Copy out all the entries word for word.
▬▬▬
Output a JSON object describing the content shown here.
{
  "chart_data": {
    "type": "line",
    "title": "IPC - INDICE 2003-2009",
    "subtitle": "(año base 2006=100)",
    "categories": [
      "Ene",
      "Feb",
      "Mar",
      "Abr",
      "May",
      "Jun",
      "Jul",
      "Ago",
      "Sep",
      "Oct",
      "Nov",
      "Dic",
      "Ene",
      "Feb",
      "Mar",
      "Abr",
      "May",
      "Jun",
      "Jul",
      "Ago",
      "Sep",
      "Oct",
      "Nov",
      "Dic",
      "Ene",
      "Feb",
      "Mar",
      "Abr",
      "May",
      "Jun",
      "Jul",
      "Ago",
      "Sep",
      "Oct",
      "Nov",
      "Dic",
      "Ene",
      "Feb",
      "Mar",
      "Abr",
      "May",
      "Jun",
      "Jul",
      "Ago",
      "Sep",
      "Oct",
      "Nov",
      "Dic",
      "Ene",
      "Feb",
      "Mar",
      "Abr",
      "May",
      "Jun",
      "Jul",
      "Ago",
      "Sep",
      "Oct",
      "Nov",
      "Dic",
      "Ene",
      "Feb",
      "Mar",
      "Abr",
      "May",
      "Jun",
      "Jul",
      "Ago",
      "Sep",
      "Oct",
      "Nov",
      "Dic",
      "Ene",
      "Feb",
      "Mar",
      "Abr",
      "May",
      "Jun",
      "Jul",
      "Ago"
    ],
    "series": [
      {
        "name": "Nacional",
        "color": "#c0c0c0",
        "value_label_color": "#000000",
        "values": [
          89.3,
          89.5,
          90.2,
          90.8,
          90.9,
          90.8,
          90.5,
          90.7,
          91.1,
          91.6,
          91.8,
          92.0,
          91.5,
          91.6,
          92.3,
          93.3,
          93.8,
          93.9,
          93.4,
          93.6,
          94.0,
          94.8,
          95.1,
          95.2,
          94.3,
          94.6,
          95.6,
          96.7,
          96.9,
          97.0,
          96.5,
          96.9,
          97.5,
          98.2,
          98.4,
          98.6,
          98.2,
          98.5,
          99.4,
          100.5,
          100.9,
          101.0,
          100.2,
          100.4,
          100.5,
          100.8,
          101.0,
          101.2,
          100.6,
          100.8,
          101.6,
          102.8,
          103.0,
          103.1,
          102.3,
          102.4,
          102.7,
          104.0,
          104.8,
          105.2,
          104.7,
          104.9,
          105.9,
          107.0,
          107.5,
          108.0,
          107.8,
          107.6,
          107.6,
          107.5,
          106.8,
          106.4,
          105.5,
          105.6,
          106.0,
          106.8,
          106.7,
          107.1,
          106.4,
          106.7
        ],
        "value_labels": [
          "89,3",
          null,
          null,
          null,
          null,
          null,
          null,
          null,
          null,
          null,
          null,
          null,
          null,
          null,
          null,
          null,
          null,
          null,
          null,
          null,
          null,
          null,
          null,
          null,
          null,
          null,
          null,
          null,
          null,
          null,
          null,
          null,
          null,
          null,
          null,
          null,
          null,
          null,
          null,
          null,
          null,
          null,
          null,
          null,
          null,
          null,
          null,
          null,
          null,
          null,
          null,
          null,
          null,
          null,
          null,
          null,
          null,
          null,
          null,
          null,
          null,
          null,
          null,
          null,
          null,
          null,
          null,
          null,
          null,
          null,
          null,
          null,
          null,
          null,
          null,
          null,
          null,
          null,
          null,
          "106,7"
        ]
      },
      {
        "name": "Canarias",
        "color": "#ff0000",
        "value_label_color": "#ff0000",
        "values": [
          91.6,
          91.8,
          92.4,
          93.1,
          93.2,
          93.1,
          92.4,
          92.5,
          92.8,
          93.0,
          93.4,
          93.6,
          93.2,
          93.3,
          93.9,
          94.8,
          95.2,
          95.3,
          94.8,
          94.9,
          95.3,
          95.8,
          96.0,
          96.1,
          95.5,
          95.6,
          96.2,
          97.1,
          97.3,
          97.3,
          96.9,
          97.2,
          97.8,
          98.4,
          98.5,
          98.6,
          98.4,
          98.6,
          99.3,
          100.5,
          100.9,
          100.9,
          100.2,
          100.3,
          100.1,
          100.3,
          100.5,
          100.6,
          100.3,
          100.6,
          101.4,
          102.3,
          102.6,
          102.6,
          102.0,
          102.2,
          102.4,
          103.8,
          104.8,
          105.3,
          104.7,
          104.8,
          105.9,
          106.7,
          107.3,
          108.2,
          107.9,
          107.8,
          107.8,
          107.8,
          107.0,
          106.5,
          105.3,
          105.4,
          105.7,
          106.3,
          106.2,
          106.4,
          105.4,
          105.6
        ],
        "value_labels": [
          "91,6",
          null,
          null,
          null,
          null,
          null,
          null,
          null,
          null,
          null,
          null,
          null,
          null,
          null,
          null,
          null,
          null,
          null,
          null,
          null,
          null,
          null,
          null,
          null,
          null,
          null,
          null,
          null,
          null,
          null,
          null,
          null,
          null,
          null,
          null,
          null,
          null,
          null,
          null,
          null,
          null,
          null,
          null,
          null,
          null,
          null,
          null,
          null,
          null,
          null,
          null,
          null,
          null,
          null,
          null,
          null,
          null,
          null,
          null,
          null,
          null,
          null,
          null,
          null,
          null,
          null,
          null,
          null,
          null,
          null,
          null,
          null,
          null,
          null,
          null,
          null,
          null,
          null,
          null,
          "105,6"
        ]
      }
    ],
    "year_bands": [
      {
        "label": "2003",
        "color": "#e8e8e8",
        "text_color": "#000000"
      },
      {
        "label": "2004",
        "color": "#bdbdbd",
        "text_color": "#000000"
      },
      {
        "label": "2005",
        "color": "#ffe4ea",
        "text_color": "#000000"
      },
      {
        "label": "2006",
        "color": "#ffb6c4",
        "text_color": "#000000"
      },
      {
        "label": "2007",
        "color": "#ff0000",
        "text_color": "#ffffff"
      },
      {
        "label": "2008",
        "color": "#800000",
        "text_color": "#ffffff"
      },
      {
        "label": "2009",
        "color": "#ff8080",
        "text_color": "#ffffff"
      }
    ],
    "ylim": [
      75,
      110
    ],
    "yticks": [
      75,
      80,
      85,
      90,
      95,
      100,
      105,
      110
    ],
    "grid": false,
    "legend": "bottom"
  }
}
▬▬▬
CORRECT RESPONSE:
Output a JSON object describing the content shown here.
{
  "chart_data": {
    "type": "line",
    "title": "IPC - INDICE 2003-2009",
    "subtitle": "(año base 2006=100)",
    "categories": [
      "Ene",
      "Feb",
      "Mar",
      "Abr",
      "May",
      "Jun",
      "Jul",
      "Ago",
      "Sep",
      "Oct",
      "Nov",
      "Dic",
      "Ene",
      "Feb",
      "Mar",
      "Abr",
      "May",
      "Jun",
      "Jul",
      "Ago",
      "Sep",
      "Oct",
      "Nov",
      "Dic",
      "Ene",
      "Feb",
      "Mar",
      "Abr",
      "May",
      "Jun",
      "Jul",
      "Ago",
      "Sep",
      "Oct",
      "Nov",
      "Dic",
      "Ene",
      "Feb",
      "Mar",
      "Abr",
      "May",
      "Jun",
      "Jul",
      "Ago",
      "Sep",
      "Oct",
      "Nov",
      "Dic",
      "Ene",
      "Feb",
      "Mar",
      "Abr",
      "May",
      "Jun",
      "Jul",
      "Ago",
      "Sep",
      "Oct",
      "Nov",
      "Dic",
      "Ene",
      "Feb",
      "Mar",
      "Abr",
      "May",
      "Jun",
      "Jul",
      "Ago",
      "Sep",
      "Oct",
      "Nov",
      "Dic",
      "Ene",
      "Feb",
      "Mar",
      "Abr",
      "May",
      "Jun",
      "Jul",
      "Ago"
    ],
    "series": [
      {
        "name": "Nacional",
        "color": "#c0c0c0",
        "value_label_color": "#000000",
        "values": [
          89.3,
          89.5,
          90.2,
          90.8,
          90.9,
          90.8,
          90.5,
          90.7,
          91.1,
          91.6,
          91.8,
          92.0,
          91.5,
          91.6,
          92.3,
          93.3,
          93.8,
          93.9,
          93.4,
          93.6,
          94.0,
          94.8,
          95.1,
          95.2,
          94.3,
          94.6,
          95.6,
          96.7,
          96.9,
          97.0,
          96.5,
          96.9,
          97.5,
          98.2,
          98.4,
          98.6,
          98.2,
          98.5,
          99.4,
          100.5,
          100.9,
          101.0,
          100.2,
          100.4,
          100.5,
          100.8,
          101.0,
          101.2,
          100.6,
          100.8,
          101.6,
          102.8,
          103.0,
          103.1,
          102.3,
          102.4,
          102.7,
          104.0,
          104.8,
          105.2,
          104.7,
          104.9,
          105.9,
          107.0,
          107.5,
          108.0,
          107.8,
          107.6,
          107.6,
          107.5,
          106.8,
          106.4,
          105.5,
          105.6,
          106.0,
          106.8,
          106.7,
          107.1,
          106.4,
          106.7
        ],
        "value_labels": [
          "89,3",
          null,
          null,
          null,
          null,
          null,
          null,
          null,
          null,
          null,
          null,
          null,
          null,
          null,
          null,
          null,
          null,
          null,
          null,
          null,
          null,
          null,
          null,
          null,
          null,
          null,
          null,
          null,
          null,
          null,
          null,
          null,
          null,
          null,
          null,
          null,
          null,
          null,
          null,
          null,
          null,
          null,
          null,
          null,
          null,
          null,
          null,
          null,
          null,
          null,
          null,
          null,
          null,
          null,
          null,
          null,
          null,
          null,
          null,
          null,
          null,
          null,
          null,
          null,
          null,
          null,
          null,
          null,
          null,
          null,
          null,
          null,
          null,
          null,
          null,
          null,
          null,
          null,
          null,
          "106,7"
        ]
      },
      {
        "name": "Canarias",
        "color": "#ff0000",
        "value_label_color": "#ff0000",
        "values": [
          91.6,
          91.8,
          92.4,
          93.1,
          93.2,
          93.1,
          92.4,
          92.5,
          92.8,
          93.0,
          93.4,
          93.6,
          93.2,
          93.3,
          93.9,
          94.8,
          95.2,
          95.3,
          94.8,
          94.9,
          95.3,
          95.8,
          96.0,
          96.1,
          95.5,
          95.6,
          96.2,
          97.1,
          97.3,
          97.3,
          96.9,
          97.2,
          97.8,
          98.4,
          98.5,
          98.6,
          98.4,
          98.6,
          99.3,
          100.5,
          100.9,
          100.9,
          100.2,
          100.3,
          100.1,
          100.3,
          100.5,
          100.6,
          100.3,
          100.6,
          101.4,
          102.3,
          102.6,
          102.6,
          102.0,
          102.2,
          102.4,
          103.8,
          104.8,
          105.3,
          104.7,
          104.8,
          105.9,
          106.7,
          107.3,
          108.2,
          107.9,
          107.8,
          107.8,
          107.8,
          107.0,
          106.5,
          105.3,
          105.4,
          105.7,
          106.3,
          106.2,
          106.4,
          105.4,
          105.6
        ],
        "value_labels": [
          "91,6",
          null,
          null,
          null,
          null,
          null,
          null,
          null,
          null,
          null,
          null,
          null,
          null,
          null,
          null,
          null,
          null,
          null,
          null,
          null,
          null,
          null,
          null,
          null,
          null,
          null,
          null,
          null,
          null,
          null,
          null,
          null,
          null,
          null,
          null,
          null,
          null,
          null,
          null,
          null,
          null,
          null,
          null,
          null,
          null,
          null,
          null,
          null,
          null,
          null,
          null,
          null,
          null,
          null,
          null,
          null,
          null,
          null,
          null,
          null,
          null,
          null,
          null,
          null,
          null,
          null,
          null,
          null,
          null,
          null,
          null,
          null,
          null,
          null,
          null,
          null,
          null,
          null,
          null,
          "105,6"
        ]
      }
    ],
    "year_bands": [
      {
        "label": "2003",
        "color": "#e8e8e8",
        "text_color": "#000000"
      },
      {
        "label": "2004",
        "color": "#bdbdbd",
        "text_color": "#000000"
      },
      {
        "label": "2005",
        "color": "#ffe4ea",
        "text_color": "#000000"
      },
      {
        "label": "2006",
        "color": "#ffb6c4",
        "text_color": "#000000"
      },
      {
        "label": "2007",
        "color": "#ff0000",
        "text_color": "#ffffff"
      },
      {
        "label": "2008",
        "color": "#800000",
        "text_color": "#ffffff"
      },
      {
        "label": "2009",
        "color": "#ff8080",
        "text_color": "#ffffff"
      }
    ],
    "ylim": [
      75,
      110
    ],
    "yticks": [
      75,
      80,
      85,
      90,
      95,
      100,
      105,
      110
    ],
    "grid": false,
    "legend": "bottom"
  }
}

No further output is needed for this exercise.